■ **What to do**
Gather all lines containing the string "this" and copy them out.

■ **The records**
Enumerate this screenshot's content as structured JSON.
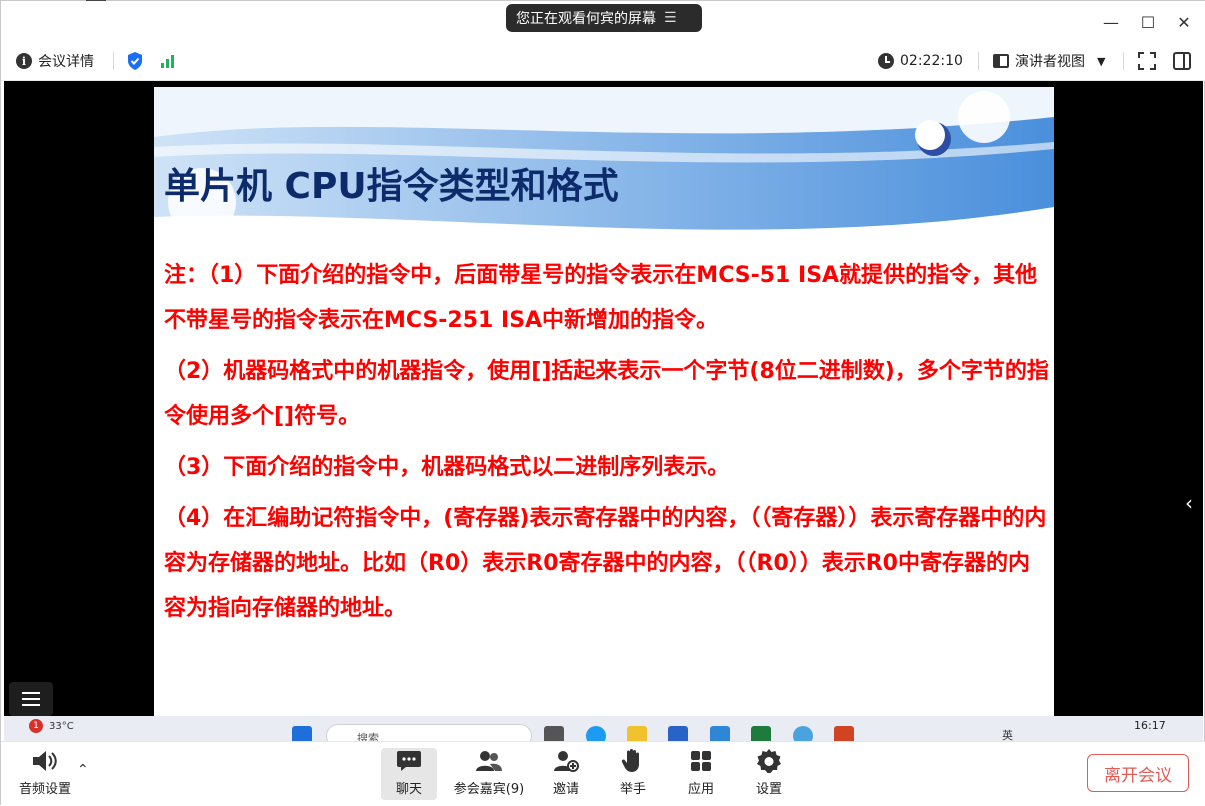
{
  "titlebar": {
    "share_status": "您正在观看何宾的屏幕",
    "menu_icon": "list-icon",
    "minimize": "—",
    "maximize": "☐",
    "close": "✕"
  },
  "toolbar": {
    "meeting_details": "会议详情",
    "timer": "02:22:10",
    "view_mode": "演讲者视图",
    "security_color": "#1a6ef5",
    "signal_color": "#1fb35b"
  },
  "slide": {
    "title": "单片机 CPU指令类型和格式",
    "title_color": "#0d2b6b",
    "body_color": "#ff0000",
    "paragraphs": [
      "注：（1）下面介绍的指令中，后面带星号的指令表示在MCS-51 ISA就提供的指令，其他不带星号的指令表示在MCS-251 ISA中新增加的指令。",
      "（2）机器码格式中的机器指令，使用[]括起来表示一个字节(8位二进制数)，多个字节的指令使用多个[]符号。",
      "（3）下面介绍的指令中，机器码格式以二进制序列表示。",
      "（4）在汇编助记符指令中，(寄存器)表示寄存器中的内容，（（寄存器））表示寄存器中的内容为存储器的地址。比如（R0）表示R0寄存器中的内容，（（R0））表示R0中寄存器的内容为指向存储器的地址。"
    ]
  },
  "taskbar": {
    "weather_badge": "1",
    "weather": "33°C",
    "search_placeholder": "搜索",
    "time": "16:17",
    "lang": "英"
  },
  "controls": {
    "audio_settings": "音频设置",
    "chat": "聊天",
    "participants": "参会嘉宾(9)",
    "invite": "邀请",
    "raise_hand": "举手",
    "apps": "应用",
    "settings": "设置",
    "leave": "离开会议",
    "leave_color": "#e25b55"
  }
}
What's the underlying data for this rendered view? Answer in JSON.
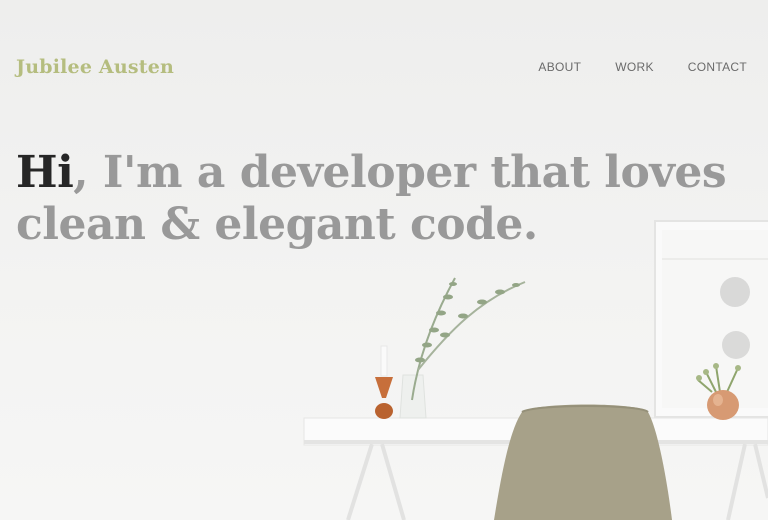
{
  "brand": {
    "name": "Jubilee Austen"
  },
  "nav": {
    "items": [
      "ABOUT",
      "WORK",
      "CONTACT"
    ]
  },
  "hero": {
    "greeting": "Hi",
    "line1_rest": ", I'm a developer that loves",
    "line2": "clean & elegant code."
  },
  "colors": {
    "brand": "#b5bd7f",
    "heading": "#999999",
    "greeting": "#262626",
    "nav": "#6a6a6a",
    "background": "#f0f0ef"
  },
  "icons": {
    "chair": "chair-illustration",
    "desk": "desk-illustration",
    "vase": "vase-plant-illustration",
    "candle": "candle-holder-illustration",
    "frame": "picture-frame-illustration",
    "pot": "copper-pot-illustration"
  }
}
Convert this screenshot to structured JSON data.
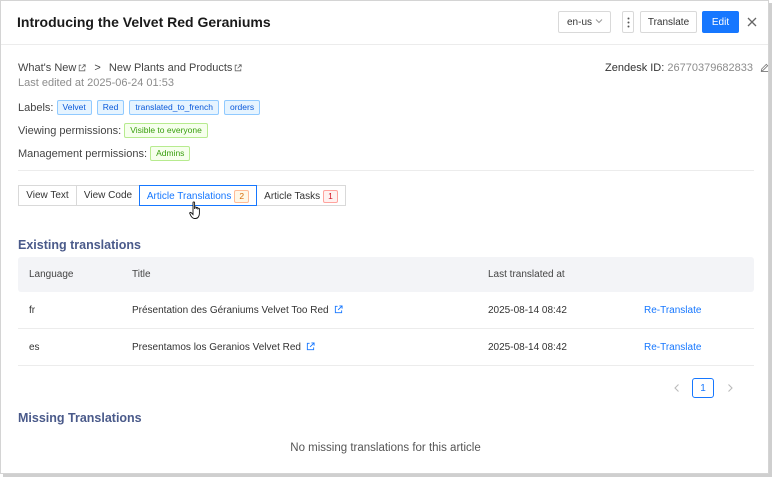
{
  "header": {
    "title": "Introducing the Velvet Red Geraniums",
    "language_value": "en-us",
    "translate_label": "Translate",
    "edit_label": "Edit"
  },
  "breadcrumb": {
    "items": [
      "What's New",
      "New Plants and Products"
    ],
    "separator": ">"
  },
  "last_edited": "Last edited at 2025-06-24 01:53",
  "zendesk": {
    "label": "Zendesk ID:",
    "id": "26770379682833"
  },
  "labels": {
    "label": "Labels:",
    "tags": [
      "Velvet",
      "Red",
      "translated_to_french",
      "orders"
    ]
  },
  "viewing_permissions": {
    "label": "Viewing permissions:",
    "value": "Visible to everyone"
  },
  "management_permissions": {
    "label": "Management permissions:",
    "value": "Admins"
  },
  "tabs": [
    {
      "label": "View Text"
    },
    {
      "label": "View Code"
    },
    {
      "label": "Article Translations",
      "count": "2"
    },
    {
      "label": "Article Tasks",
      "count": "1"
    }
  ],
  "existing_translations": {
    "title": "Existing translations",
    "columns": [
      "Language",
      "Title",
      "Last translated at"
    ],
    "rows": [
      {
        "language": "fr",
        "title": "Présentation des Géraniums Velvet Too Red",
        "last_translated": "2025-08-14 08:42",
        "action": "Re-Translate"
      },
      {
        "language": "es",
        "title": "Presentamos los Geranios Velvet Red",
        "last_translated": "2025-08-14 08:42",
        "action": "Re-Translate"
      }
    ]
  },
  "pagination": {
    "current_page": "1"
  },
  "missing_translations": {
    "title": "Missing Translations",
    "empty_message": "No missing translations for this article"
  },
  "colors": {
    "primary": "#1677ff",
    "section_title": "#4a5a8a",
    "tag_blue_bg": "#e6f4ff",
    "tag_green_bg": "#f6ffed"
  },
  "icons": {
    "external_link": "external-link-icon",
    "edit": "pencil-icon",
    "close": "close-icon",
    "more": "vertical-dots-icon",
    "dropdown": "chevron-down-icon",
    "cursor": "hand-pointer-icon"
  }
}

■ **Problem solution**
Enumerate this screenshot's content as structured JSON.
What's the underlying data for this rendered view? Answer in JSON.
Convert this screenshot to structured JSON data.
    "empty_message": "No missing translations for this article"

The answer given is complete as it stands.